GOAL:
Reproduce the entries word for word, and omit any picture you find in them.

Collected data
########################################

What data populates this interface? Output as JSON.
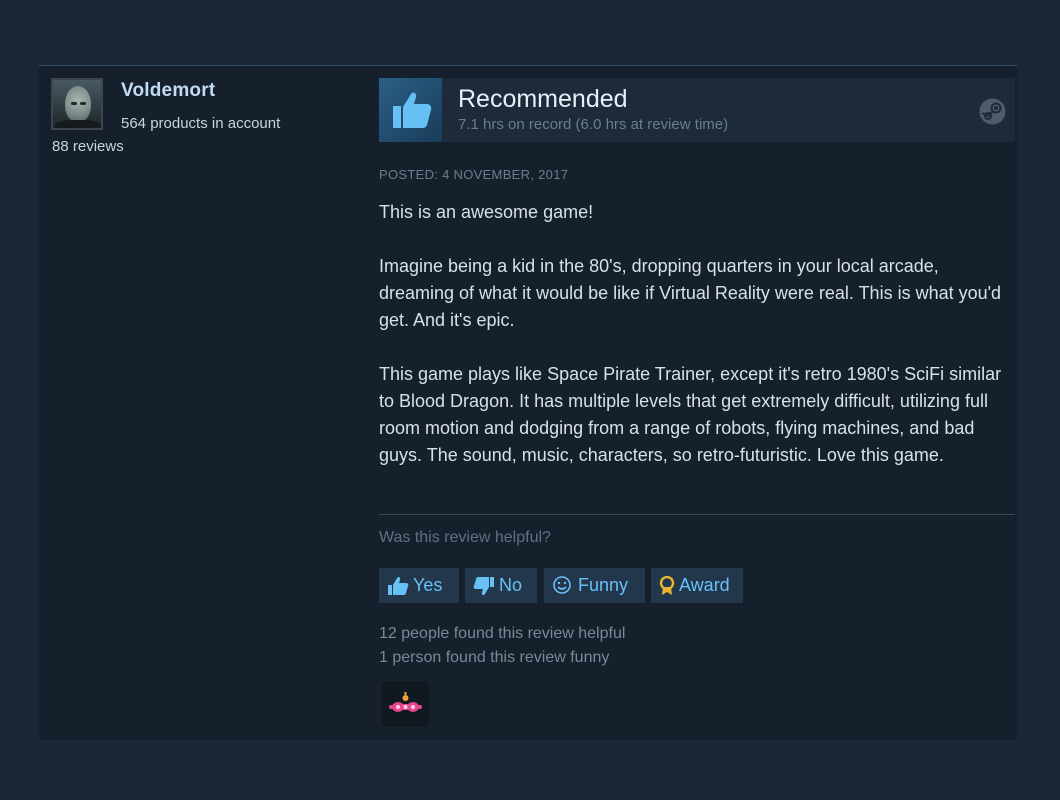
{
  "reviewer": {
    "name": "Voldemort",
    "products": "564 products in account",
    "reviews": "88 reviews"
  },
  "review": {
    "verdict": "Recommended",
    "hours": "7.1 hrs on record (6.0 hrs at review time)",
    "posted": "POSTED: 4 NOVEMBER, 2017",
    "paragraphs": [
      "This is an awesome game!",
      "Imagine being a kid in the 80's, dropping quarters in your local arcade, dreaming of what it would be like if Virtual Reality were real. This is what you'd get. And it's epic.",
      "This game plays like Space Pirate Trainer, except it's retro 1980's SciFi similar to Blood Dragon. It has multiple levels that get extremely difficult, utilizing full room motion and dodging from a range of robots, flying machines, and bad guys. The sound, music, characters, so retro-futuristic. Love this game."
    ]
  },
  "helpful": {
    "question": "Was this review helpful?",
    "buttons": {
      "yes": "Yes",
      "no": "No",
      "funny": "Funny",
      "award": "Award"
    },
    "stat_helpful": "12 people found this review helpful",
    "stat_funny": "1 person found this review funny"
  },
  "icons": {
    "avatar": "avatar-image",
    "thumb": "thumbs-up-icon",
    "steam": "steam-icon",
    "award_badge": "award-badge-icon"
  },
  "colors": {
    "accent": "#67c1f5",
    "name": "#c1dbf4",
    "background": "#16202d"
  }
}
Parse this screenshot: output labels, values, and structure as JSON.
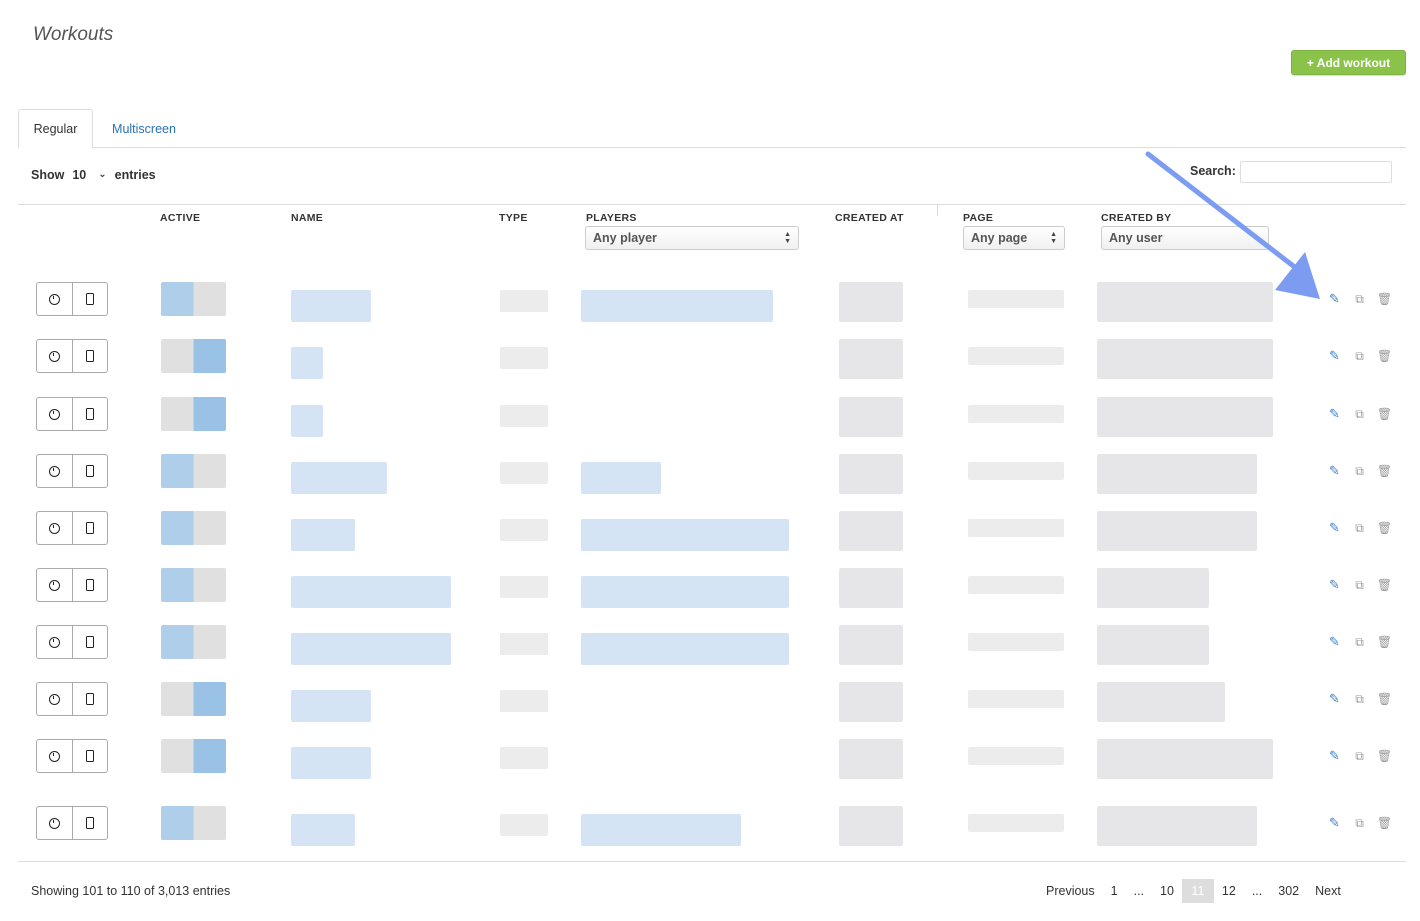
{
  "page": {
    "title": "Workouts"
  },
  "header": {
    "add_label": "+ Add workout"
  },
  "tabs": [
    {
      "label": "Regular",
      "active": true
    },
    {
      "label": "Multiscreen",
      "active": false
    }
  ],
  "length": {
    "show_label": "Show",
    "value": "10",
    "entries_label": "entries"
  },
  "search": {
    "label": "Search:",
    "value": ""
  },
  "columns": {
    "active": "ACTIVE",
    "name": "NAME",
    "type": "TYPE",
    "players": "PLAYERS",
    "created_at": "CREATED AT",
    "page": "PAGE",
    "created_by": "CREATED BY"
  },
  "filters": {
    "players": "Any player",
    "page": "Any page",
    "created_by": "Any user"
  },
  "icons": {
    "schedule": "clock-icon",
    "device": "tablet-icon",
    "edit": "pencil-icon",
    "duplicate": "copy-icon",
    "delete": "trash-icon"
  },
  "colors": {
    "accent_green": "#8bc34a",
    "link_blue": "#2a6fb5",
    "annotation_arrow": "#7b9cf0"
  },
  "rows_count_visible": 10,
  "footer": {
    "showing": "Showing 101 to 110 of 3,013 entries",
    "pagination": [
      "Previous",
      "1",
      "...",
      "10",
      "11",
      "12",
      "...",
      "302",
      "Next"
    ],
    "current_page": "11"
  }
}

########################################

SOLVED EXERCISE:
What data populates this interface? Output as JSON.
{
  "reviewer": {
    "name": "Voldemort",
    "products": "564 products in account",
    "reviews": "88 reviews"
  },
  "review": {
    "verdict": "Recommended",
    "hours": "7.1 hrs on record (6.0 hrs at review time)",
    "posted": "POSTED: 4 NOVEMBER, 2017",
    "paragraphs": [
      "This is an awesome game!",
      "Imagine being a kid in the 80's, dropping quarters in your local arcade, dreaming of what it would be like if Virtual Reality were real. This is what you'd get. And it's epic.",
      "This game plays like Space Pirate Trainer, except it's retro 1980's SciFi similar to Blood Dragon. It has multiple levels that get extremely difficult, utilizing full room motion and dodging from a range of robots, flying machines, and bad guys. The sound, music, characters, so retro-futuristic. Love this game."
    ]
  },
  "helpful": {
    "question": "Was this review helpful?",
    "buttons": {
      "yes": "Yes",
      "no": "No",
      "funny": "Funny",
      "award": "Award"
    },
    "stat_helpful": "12 people found this review helpful",
    "stat_funny": "1 person found this review funny"
  },
  "icons": {
    "avatar": "avatar-image",
    "thumb": "thumbs-up-icon",
    "steam": "steam-icon",
    "award_badge": "award-badge-icon"
  },
  "colors": {
    "accent": "#67c1f5",
    "name": "#c1dbf4",
    "background": "#16202d"
  }
}
Parse this screenshot: output labels, values, and structure as JSON.
{
  "page": {
    "title": "Workouts"
  },
  "header": {
    "add_label": "+ Add workout"
  },
  "tabs": [
    {
      "label": "Regular",
      "active": true
    },
    {
      "label": "Multiscreen",
      "active": false
    }
  ],
  "length": {
    "show_label": "Show",
    "value": "10",
    "entries_label": "entries"
  },
  "search": {
    "label": "Search:",
    "value": ""
  },
  "columns": {
    "active": "ACTIVE",
    "name": "NAME",
    "type": "TYPE",
    "players": "PLAYERS",
    "created_at": "CREATED AT",
    "page": "PAGE",
    "created_by": "CREATED BY"
  },
  "filters": {
    "players": "Any player",
    "page": "Any page",
    "created_by": "Any user"
  },
  "icons": {
    "schedule": "clock-icon",
    "device": "tablet-icon",
    "edit": "pencil-icon",
    "duplicate": "copy-icon",
    "delete": "trash-icon"
  },
  "colors": {
    "accent_green": "#8bc34a",
    "link_blue": "#2a6fb5",
    "annotation_arrow": "#7b9cf0"
  },
  "rows_count_visible": 10,
  "footer": {
    "showing": "Showing 101 to 110 of 3,013 entries",
    "pagination": [
      "Previous",
      "1",
      "...",
      "10",
      "11",
      "12",
      "...",
      "302",
      "Next"
    ],
    "current_page": "11"
  }
}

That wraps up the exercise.